[STORED ROWS start]

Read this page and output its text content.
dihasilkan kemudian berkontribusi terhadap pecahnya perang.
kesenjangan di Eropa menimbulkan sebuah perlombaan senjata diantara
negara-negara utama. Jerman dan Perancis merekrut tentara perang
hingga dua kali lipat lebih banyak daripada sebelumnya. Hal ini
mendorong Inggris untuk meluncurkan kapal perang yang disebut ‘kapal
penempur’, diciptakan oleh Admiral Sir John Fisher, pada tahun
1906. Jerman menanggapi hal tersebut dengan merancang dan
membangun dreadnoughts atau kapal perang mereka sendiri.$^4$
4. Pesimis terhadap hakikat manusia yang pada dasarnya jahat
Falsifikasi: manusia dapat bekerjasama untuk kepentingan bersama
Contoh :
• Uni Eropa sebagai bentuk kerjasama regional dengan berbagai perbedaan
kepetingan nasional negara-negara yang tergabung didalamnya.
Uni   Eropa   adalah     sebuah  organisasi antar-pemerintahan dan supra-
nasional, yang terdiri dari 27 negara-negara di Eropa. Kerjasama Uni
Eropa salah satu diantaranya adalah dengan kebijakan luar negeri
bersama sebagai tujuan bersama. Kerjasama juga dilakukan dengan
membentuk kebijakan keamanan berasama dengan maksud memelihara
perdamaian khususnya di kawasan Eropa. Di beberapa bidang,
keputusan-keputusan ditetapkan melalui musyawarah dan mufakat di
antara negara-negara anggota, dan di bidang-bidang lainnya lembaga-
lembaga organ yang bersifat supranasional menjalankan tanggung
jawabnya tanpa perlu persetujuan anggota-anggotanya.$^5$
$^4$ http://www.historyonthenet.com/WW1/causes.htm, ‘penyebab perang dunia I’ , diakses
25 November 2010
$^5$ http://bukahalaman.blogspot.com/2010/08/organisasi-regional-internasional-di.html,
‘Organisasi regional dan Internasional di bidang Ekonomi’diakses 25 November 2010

[STORED ROWS end]

■ WHAT TO WORK ON ■
Write out the whole listing exactly.

■ TASK RESPONSE ■
Read this page and output its text content.
dihasilkan kemudian berkontribusi terhadap pecahnya perang.
kesenjangan di Eropa menimbulkan sebuah perlombaan senjata diantara
negara-negara utama. Jerman dan Perancis merekrut tentara perang
hingga dua kali lipat lebih banyak daripada sebelumnya. Hal ini
mendorong Inggris untuk meluncurkan kapal perang yang disebut ‘kapal
penempur’, diciptakan oleh Admiral Sir John Fisher, pada tahun
1906. Jerman menanggapi hal tersebut dengan merancang dan
membangun dreadnoughts atau kapal perang mereka sendiri.$^4$
4. Pesimis terhadap hakikat manusia yang pada dasarnya jahat
Falsifikasi: manusia dapat bekerjasama untuk kepentingan bersama
Contoh :
• Uni Eropa sebagai bentuk kerjasama regional dengan berbagai perbedaan
kepetingan nasional negara-negara yang tergabung didalamnya.
Uni   Eropa   adalah     sebuah  organisasi antar-pemerintahan dan supra-
nasional, yang terdiri dari 27 negara-negara di Eropa. Kerjasama Uni
Eropa salah satu diantaranya adalah dengan kebijakan luar negeri
bersama sebagai tujuan bersama. Kerjasama juga dilakukan dengan
membentuk kebijakan keamanan berasama dengan maksud memelihara
perdamaian khususnya di kawasan Eropa. Di beberapa bidang,
keputusan-keputusan ditetapkan melalui musyawarah dan mufakat di
antara negara-negara anggota, dan di bidang-bidang lainnya lembaga-
lembaga organ yang bersifat supranasional menjalankan tanggung
jawabnya tanpa perlu persetujuan anggota-anggotanya.$^5$
$^4$ http://www.historyonthenet.com/WW1/causes.htm, ‘penyebab perang dunia I’ , diakses
25 November 2010
$^5$ http://bukahalaman.blogspot.com/2010/08/organisasi-regional-internasional-di.html,
‘Organisasi regional dan Internasional di bidang Ekonomi’diakses 25 November 2010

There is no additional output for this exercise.